» **TASK OBJECTIVE**: The data below should be restated word for word, with every picture omitted.

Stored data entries
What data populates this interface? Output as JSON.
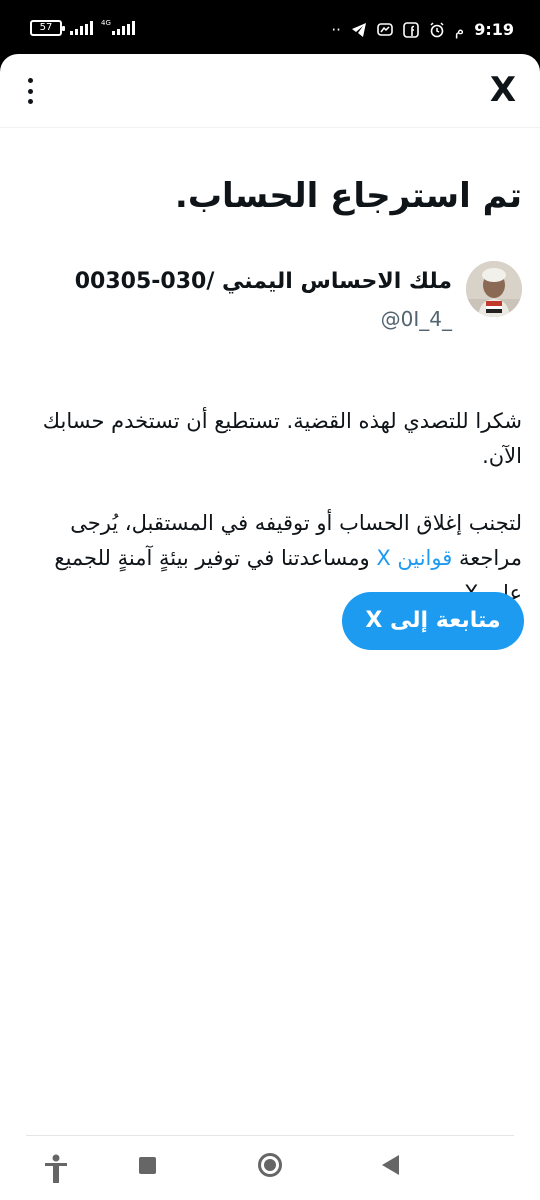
{
  "status_bar": {
    "battery": "57",
    "network": "4G",
    "time": "9:19",
    "ampm": "م",
    "icons": [
      "more-dots-icon",
      "telegram-icon",
      "messenger-icon",
      "facebook-icon",
      "alarm-icon"
    ]
  },
  "header": {
    "menu_icon": "more-vertical-icon",
    "close_label": "X"
  },
  "main": {
    "title": "تم استرجاع الحساب.",
    "user": {
      "name": "ملك الاحساس اليمني /030-00305",
      "handle": "@0I_4_"
    },
    "paragraph1": "شكرا للتصدي لهذه القضية. تستطيع أن تستخدم حسابك الآن.",
    "paragraph2_before": "لتجنب إغلاق الحساب أو توقيفه في المستقبل، يُرجى مراجعة ",
    "paragraph2_link": "قوانين X",
    "paragraph2_after": " ومساعدتنا في توفير بيئةٍ آمنةٍ للجميع على X.",
    "continue_button": "متابعة إلى X"
  },
  "nav_bar": {
    "items": [
      "accessibility-icon",
      "recents-icon",
      "home-icon",
      "back-icon"
    ]
  },
  "colors": {
    "accent": "#1d9bf0",
    "text": "#0f1419",
    "secondary_text": "#536471"
  }
}
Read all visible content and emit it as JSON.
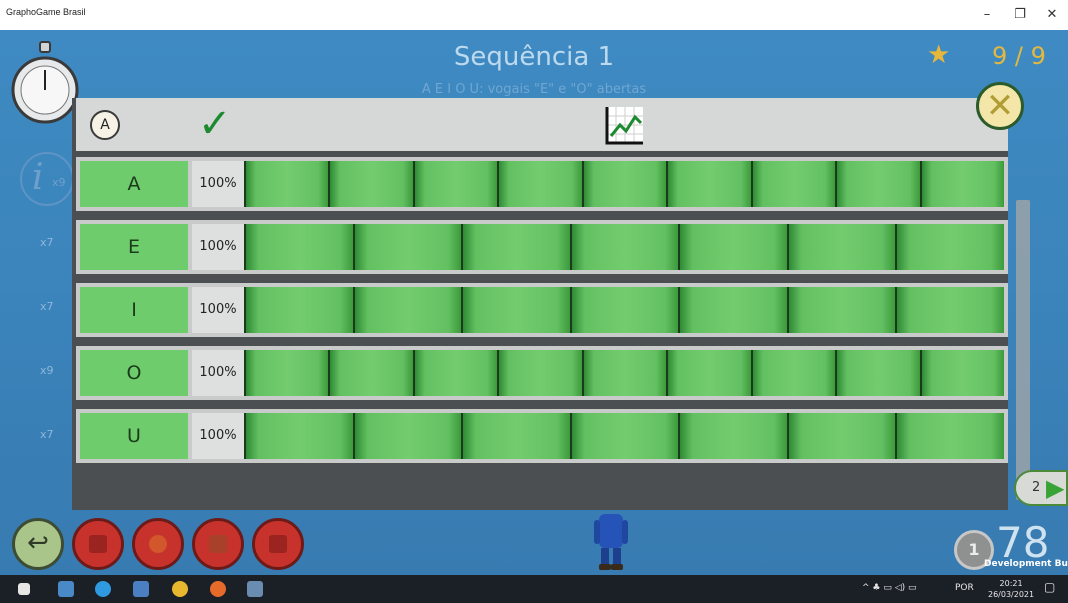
{
  "window": {
    "title": "GraphoGame Brasil",
    "minimize": "–",
    "restore": "❐",
    "close": "✕"
  },
  "header": {
    "title": "Sequência 1",
    "subtitle": "A E I O U: vogais \"E\" e \"O\" abertas",
    "score": "9 / 9"
  },
  "sidebar": {
    "info_count": "x9",
    "multipliers": [
      "x7",
      "x7",
      "x9",
      "x7"
    ]
  },
  "panel": {
    "badge_letter": "A",
    "rows": [
      {
        "letter": "A",
        "percent": "100%",
        "segments": 9
      },
      {
        "letter": "E",
        "percent": "100%",
        "segments": 7
      },
      {
        "letter": "I",
        "percent": "100%",
        "segments": 7
      },
      {
        "letter": "O",
        "percent": "100%",
        "segments": 9
      },
      {
        "letter": "U",
        "percent": "100%",
        "segments": 7
      }
    ]
  },
  "nav": {
    "page_label": "2",
    "coin_value": "1",
    "points": "78",
    "dev_build": "Development Build"
  },
  "taskbar": {
    "language": "POR",
    "time": "20:21",
    "date": "26/03/2021"
  },
  "colors": {
    "accent_green": "#6ecc6c",
    "background_blue": "#3b84bc",
    "star_gold": "#e7b73b"
  }
}
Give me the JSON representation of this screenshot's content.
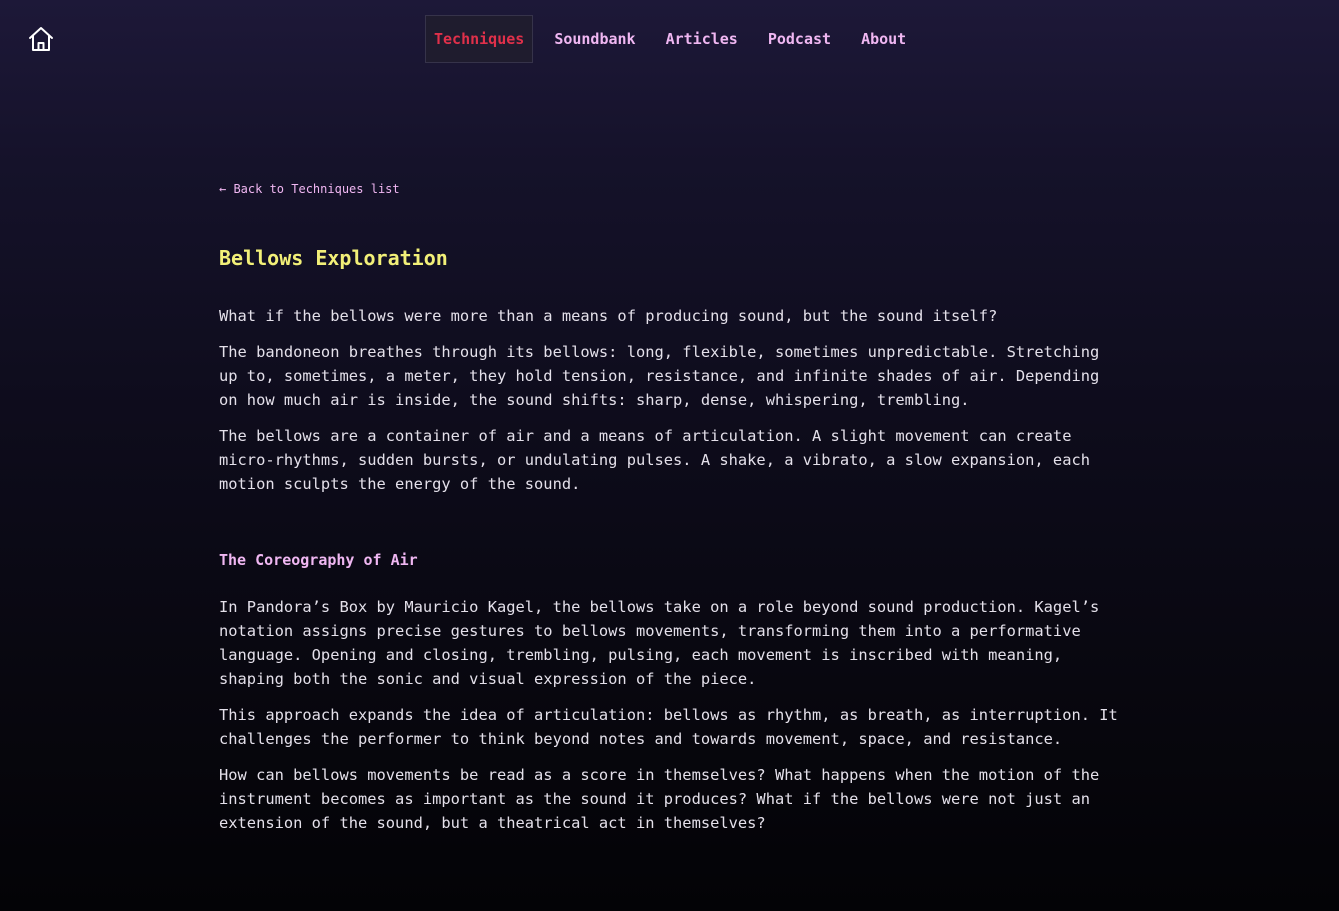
{
  "nav": {
    "home_icon": "home-icon",
    "items": [
      {
        "label": "Techniques",
        "active": true
      },
      {
        "label": "Soundbank",
        "active": false
      },
      {
        "label": "Articles",
        "active": false
      },
      {
        "label": "Podcast",
        "active": false
      },
      {
        "label": "About",
        "active": false
      }
    ]
  },
  "article": {
    "back_link": "← Back to Techniques list",
    "title": "Bellows Exploration",
    "intro_paragraphs": [
      "What if the bellows were more than a means of producing sound, but the sound itself?",
      "The bandoneon breathes through its bellows: long, flexible, sometimes unpredictable. Stretching up to, sometimes, a meter, they hold tension, resistance, and infinite shades of air. Depending on how much air is inside, the sound shifts: sharp, dense, whispering, trembling.",
      "The bellows are a container of air and a means of articulation. A slight movement can create micro-rhythms, sudden bursts, or undulating pulses. A shake, a vibrato, a slow expansion, each motion sculpts the energy of the sound."
    ],
    "section_title": "The Coreography of Air",
    "section_paragraphs": [
      "In Pandora’s Box by Mauricio Kagel, the bellows take on a role beyond sound production. Kagel’s notation assigns precise gestures to bellows movements, transforming them into a performative language. Opening and closing, trembling, pulsing, each movement is inscribed with meaning, shaping both the sonic and visual expression of the piece.",
      "This approach expands the idea of articulation: bellows as rhythm, as breath, as interruption. It challenges the performer to think beyond notes and towards movement, space, and resistance.",
      "How can bellows movements be read as a score in themselves? What happens when the motion of the instrument becomes as important as the sound it produces? What if the bellows were not just an extension of the sound, but a theatrical act in themselves?"
    ]
  },
  "colors": {
    "accent_active": "#e0304a",
    "nav_link": "#f0b7f2",
    "title": "#f2f078",
    "body_text": "#e4e0ea"
  }
}
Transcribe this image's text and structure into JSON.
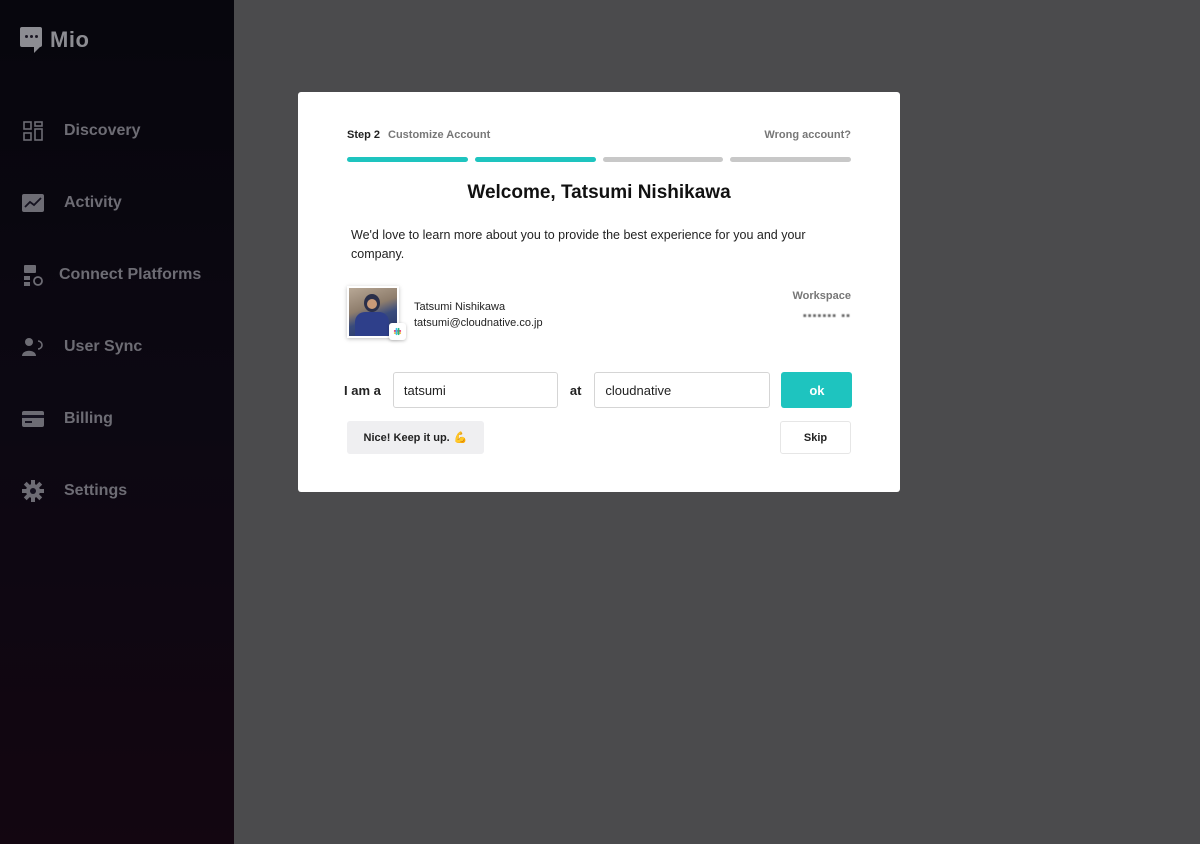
{
  "app": {
    "name": "Mio"
  },
  "sidebar": {
    "items": [
      {
        "label": "Discovery",
        "icon": "grid-icon"
      },
      {
        "label": "Activity",
        "icon": "chart-icon"
      },
      {
        "label": "Connect Platforms",
        "icon": "platforms-icon"
      },
      {
        "label": "User Sync",
        "icon": "user-sync-icon"
      },
      {
        "label": "Billing",
        "icon": "credit-card-icon"
      },
      {
        "label": "Settings",
        "icon": "gear-icon"
      }
    ]
  },
  "modal": {
    "step_number": "Step 2",
    "step_name": "Customize Account",
    "wrong_account": "Wrong account?",
    "progress": {
      "total": 4,
      "completed": 2
    },
    "title": "Welcome, Tatsumi Nishikawa",
    "description": "We'd love to learn more about you to provide the best experience for you and your company.",
    "user": {
      "name": "Tatsumi Nishikawa",
      "email": "tatsumi@cloudnative.co.jp"
    },
    "workspace_label": "Workspace",
    "workspace_value": "▪▪▪▪▪▪▪ ▪▪",
    "form": {
      "role_label": "I am a",
      "role_value": "tatsumi",
      "company_label": "at",
      "company_value": "cloudnative",
      "ok_label": "ok",
      "encouragement": "Nice! Keep it up.",
      "encouragement_emoji": "💪",
      "skip_label": "Skip"
    }
  },
  "colors": {
    "accent": "#1ec4bf",
    "overlay": "#4b4b4d"
  }
}
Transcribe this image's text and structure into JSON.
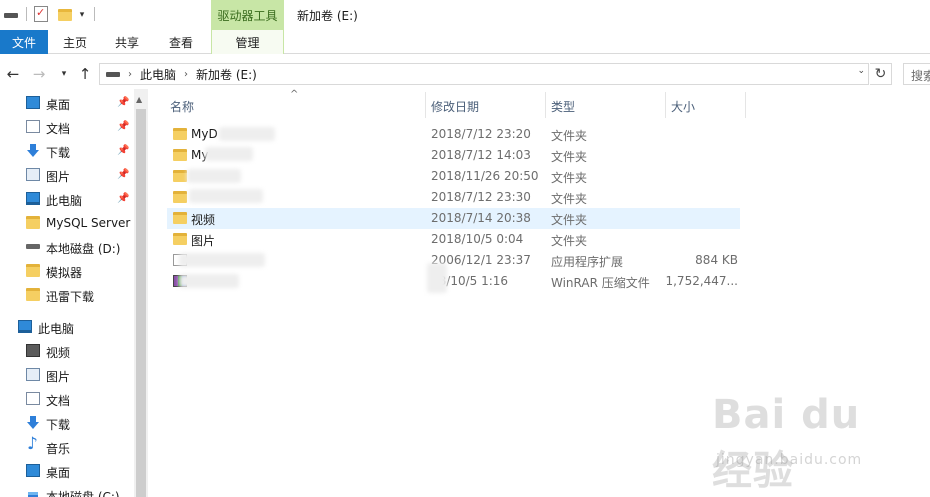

» **TASK RESULT**:
What data populates this interface? Output as JSON.
{
  "status_bar": {
    "battery": "57",
    "network": "4G",
    "time": "9:19",
    "ampm": "م",
    "icons": [
      "more-dots-icon",
      "telegram-icon",
      "messenger-icon",
      "facebook-icon",
      "alarm-icon"
    ]
  },
  "header": {
    "menu_icon": "more-vertical-icon",
    "close_label": "X"
  },
  "main": {
    "title": "تم استرجاع الحساب.",
    "user": {
      "name": "ملك الاحساس اليمني /030-00305",
      "handle": "@0I_4_"
    },
    "paragraph1": "شكرا للتصدي لهذه القضية. تستطيع أن تستخدم حسابك الآن.",
    "paragraph2_before": "لتجنب إغلاق الحساب أو توقيفه في المستقبل، يُرجى مراجعة ",
    "paragraph2_link": "قوانين X",
    "paragraph2_after": " ومساعدتنا في توفير بيئةٍ آمنةٍ للجميع على X.",
    "continue_button": "متابعة إلى X"
  },
  "nav_bar": {
    "items": [
      "accessibility-icon",
      "recents-icon",
      "home-icon",
      "back-icon"
    ]
  },
  "colors": {
    "accent": "#1d9bf0",
    "text": "#0f1419",
    "secondary_text": "#536471"
  }
}
Read all visible content and emit it as JSON.
{
  "window": {
    "title": "GraphoGame Brasil",
    "minimize": "–",
    "restore": "❐",
    "close": "✕"
  },
  "header": {
    "title": "Sequência 1",
    "subtitle": "A E I O U: vogais \"E\" e \"O\" abertas",
    "score": "9 / 9"
  },
  "sidebar": {
    "info_count": "x9",
    "multipliers": [
      "x7",
      "x7",
      "x9",
      "x7"
    ]
  },
  "panel": {
    "badge_letter": "A",
    "rows": [
      {
        "letter": "A",
        "percent": "100%",
        "segments": 9
      },
      {
        "letter": "E",
        "percent": "100%",
        "segments": 7
      },
      {
        "letter": "I",
        "percent": "100%",
        "segments": 7
      },
      {
        "letter": "O",
        "percent": "100%",
        "segments": 9
      },
      {
        "letter": "U",
        "percent": "100%",
        "segments": 7
      }
    ]
  },
  "nav": {
    "page_label": "2",
    "coin_value": "1",
    "points": "78",
    "dev_build": "Development Build"
  },
  "taskbar": {
    "language": "POR",
    "time": "20:21",
    "date": "26/03/2021"
  },
  "colors": {
    "accent_green": "#6ecc6c",
    "background_blue": "#3b84bc",
    "star_gold": "#e7b73b"
  }
}
Give me the JSON representation of this screenshot's content.
{
  "nav": {
    "home_icon": "home-icon",
    "items": [
      {
        "label": "Techniques",
        "active": true
      },
      {
        "label": "Soundbank",
        "active": false
      },
      {
        "label": "Articles",
        "active": false
      },
      {
        "label": "Podcast",
        "active": false
      },
      {
        "label": "About",
        "active": false
      }
    ]
  },
  "article": {
    "back_link": "← Back to Techniques list",
    "title": "Bellows Exploration",
    "intro_paragraphs": [
      "What if the bellows were more than a means of producing sound, but the sound itself?",
      "The bandoneon breathes through its bellows: long, flexible, sometimes unpredictable. Stretching up to, sometimes, a meter, they hold tension, resistance, and infinite shades of air. Depending on how much air is inside, the sound shifts: sharp, dense, whispering, trembling.",
      "The bellows are a container of air and a means of articulation. A slight movement can create micro-rhythms, sudden bursts, or undulating pulses. A shake, a vibrato, a slow expansion, each motion sculpts the energy of the sound."
    ],
    "section_title": "The Coreography of Air",
    "section_paragraphs": [
      "In Pandora’s Box by Mauricio Kagel, the bellows take on a role beyond sound production. Kagel’s notation assigns precise gestures to bellows movements, transforming them into a performative language. Opening and closing, trembling, pulsing, each movement is inscribed with meaning, shaping both the sonic and visual expression of the piece.",
      "This approach expands the idea of articulation: bellows as rhythm, as breath, as interruption. It challenges the performer to think beyond notes and towards movement, space, and resistance.",
      "How can bellows movements be read as a score in themselves? What happens when the motion of the instrument becomes as important as the sound it produces? What if the bellows were not just an extension of the sound, but a theatrical act in themselves?"
    ]
  },
  "colors": {
    "accent_active": "#e0304a",
    "nav_link": "#f0b7f2",
    "title": "#f2f078",
    "body_text": "#e4e0ea"
  }
}
Transcribe this image's text and structure into JSON.
{
  "app": {
    "name": "Mio"
  },
  "sidebar": {
    "items": [
      {
        "label": "Discovery",
        "icon": "grid-icon"
      },
      {
        "label": "Activity",
        "icon": "chart-icon"
      },
      {
        "label": "Connect Platforms",
        "icon": "platforms-icon"
      },
      {
        "label": "User Sync",
        "icon": "user-sync-icon"
      },
      {
        "label": "Billing",
        "icon": "credit-card-icon"
      },
      {
        "label": "Settings",
        "icon": "gear-icon"
      }
    ]
  },
  "modal": {
    "step_number": "Step 2",
    "step_name": "Customize Account",
    "wrong_account": "Wrong account?",
    "progress": {
      "total": 4,
      "completed": 2
    },
    "title": "Welcome, Tatsumi Nishikawa",
    "description": "We'd love to learn more about you to provide the best experience for you and your company.",
    "user": {
      "name": "Tatsumi Nishikawa",
      "email": "tatsumi@cloudnative.co.jp"
    },
    "workspace_label": "Workspace",
    "workspace_value": "▪▪▪▪▪▪▪ ▪▪",
    "form": {
      "role_label": "I am a",
      "role_value": "tatsumi",
      "company_label": "at",
      "company_value": "cloudnative",
      "ok_label": "ok",
      "encouragement": "Nice! Keep it up.",
      "encouragement_emoji": "💪",
      "skip_label": "Skip"
    }
  },
  "colors": {
    "accent": "#1ec4bf",
    "overlay": "#4b4b4d"
  }
}
Transcribe this image's text and structure into JSON.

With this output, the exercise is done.